*Dataset records*.
※
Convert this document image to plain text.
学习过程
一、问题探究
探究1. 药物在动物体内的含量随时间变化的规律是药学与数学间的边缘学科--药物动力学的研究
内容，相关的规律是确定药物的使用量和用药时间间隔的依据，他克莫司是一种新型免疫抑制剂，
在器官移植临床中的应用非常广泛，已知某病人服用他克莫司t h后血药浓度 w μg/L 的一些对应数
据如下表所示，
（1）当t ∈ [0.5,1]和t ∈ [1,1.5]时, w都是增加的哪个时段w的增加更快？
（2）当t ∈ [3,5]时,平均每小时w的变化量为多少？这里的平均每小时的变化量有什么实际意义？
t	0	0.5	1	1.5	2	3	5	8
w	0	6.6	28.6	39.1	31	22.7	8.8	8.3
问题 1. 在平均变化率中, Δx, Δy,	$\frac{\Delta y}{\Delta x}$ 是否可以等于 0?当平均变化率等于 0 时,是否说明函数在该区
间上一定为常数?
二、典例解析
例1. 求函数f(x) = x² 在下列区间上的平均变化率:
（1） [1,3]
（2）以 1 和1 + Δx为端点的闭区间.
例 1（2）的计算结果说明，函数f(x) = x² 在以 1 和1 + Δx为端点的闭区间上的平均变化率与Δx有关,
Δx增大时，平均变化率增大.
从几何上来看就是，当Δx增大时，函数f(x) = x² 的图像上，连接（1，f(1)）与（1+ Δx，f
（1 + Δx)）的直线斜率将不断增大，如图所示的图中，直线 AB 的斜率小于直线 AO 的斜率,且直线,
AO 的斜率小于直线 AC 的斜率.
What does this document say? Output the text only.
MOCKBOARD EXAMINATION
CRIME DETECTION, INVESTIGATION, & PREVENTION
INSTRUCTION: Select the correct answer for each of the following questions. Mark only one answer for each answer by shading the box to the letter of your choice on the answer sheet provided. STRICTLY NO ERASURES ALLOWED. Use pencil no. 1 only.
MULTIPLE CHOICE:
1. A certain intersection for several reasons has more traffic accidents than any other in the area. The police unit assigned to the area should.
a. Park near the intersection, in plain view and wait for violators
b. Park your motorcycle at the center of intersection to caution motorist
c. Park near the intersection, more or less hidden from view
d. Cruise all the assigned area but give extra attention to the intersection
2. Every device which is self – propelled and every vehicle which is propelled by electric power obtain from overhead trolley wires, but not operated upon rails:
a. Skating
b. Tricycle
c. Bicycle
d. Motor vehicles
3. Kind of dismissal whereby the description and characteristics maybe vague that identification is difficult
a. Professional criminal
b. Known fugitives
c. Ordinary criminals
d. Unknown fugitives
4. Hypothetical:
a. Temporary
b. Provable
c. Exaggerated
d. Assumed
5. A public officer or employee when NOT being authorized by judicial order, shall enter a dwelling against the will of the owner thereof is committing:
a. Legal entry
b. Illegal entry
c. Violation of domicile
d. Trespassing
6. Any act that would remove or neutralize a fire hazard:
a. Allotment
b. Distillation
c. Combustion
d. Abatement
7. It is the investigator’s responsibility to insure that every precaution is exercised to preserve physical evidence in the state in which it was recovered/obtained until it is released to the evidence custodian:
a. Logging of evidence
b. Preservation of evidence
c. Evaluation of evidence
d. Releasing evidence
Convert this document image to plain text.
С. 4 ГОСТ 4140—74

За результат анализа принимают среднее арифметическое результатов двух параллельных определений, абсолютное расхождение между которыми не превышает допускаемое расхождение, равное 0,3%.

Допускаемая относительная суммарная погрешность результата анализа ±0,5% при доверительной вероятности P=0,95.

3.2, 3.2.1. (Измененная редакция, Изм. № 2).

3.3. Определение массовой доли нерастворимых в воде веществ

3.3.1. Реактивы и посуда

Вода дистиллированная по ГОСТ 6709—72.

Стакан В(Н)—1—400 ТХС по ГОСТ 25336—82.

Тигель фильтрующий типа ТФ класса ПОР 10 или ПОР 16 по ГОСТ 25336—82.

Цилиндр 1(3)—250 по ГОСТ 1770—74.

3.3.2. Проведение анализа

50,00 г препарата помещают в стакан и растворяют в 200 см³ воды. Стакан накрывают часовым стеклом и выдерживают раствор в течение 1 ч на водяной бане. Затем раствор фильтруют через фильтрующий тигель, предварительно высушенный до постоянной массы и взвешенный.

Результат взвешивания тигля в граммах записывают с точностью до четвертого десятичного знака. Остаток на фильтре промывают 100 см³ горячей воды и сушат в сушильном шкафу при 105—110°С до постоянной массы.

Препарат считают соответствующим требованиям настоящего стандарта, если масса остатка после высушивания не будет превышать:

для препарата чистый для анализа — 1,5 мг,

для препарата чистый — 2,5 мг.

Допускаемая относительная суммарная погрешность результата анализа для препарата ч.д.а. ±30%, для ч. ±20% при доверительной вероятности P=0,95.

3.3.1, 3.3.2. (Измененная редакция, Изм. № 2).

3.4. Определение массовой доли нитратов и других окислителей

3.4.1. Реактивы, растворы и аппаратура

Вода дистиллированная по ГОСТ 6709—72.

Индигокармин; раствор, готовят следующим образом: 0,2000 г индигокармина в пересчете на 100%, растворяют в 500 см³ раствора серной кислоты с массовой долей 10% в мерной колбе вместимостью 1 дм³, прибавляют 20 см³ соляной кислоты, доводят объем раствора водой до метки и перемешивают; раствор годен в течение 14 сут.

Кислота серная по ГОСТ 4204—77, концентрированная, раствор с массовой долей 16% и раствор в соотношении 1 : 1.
※
*TO DO*. Search the data for the string "доли" and copy each line where it appears.

*SOLUTION TO THE PROBLEM*.
3.3. Определение массовой доли нерастворимых в воде веществ
3.4. Определение массовой доли нитратов и других окислителей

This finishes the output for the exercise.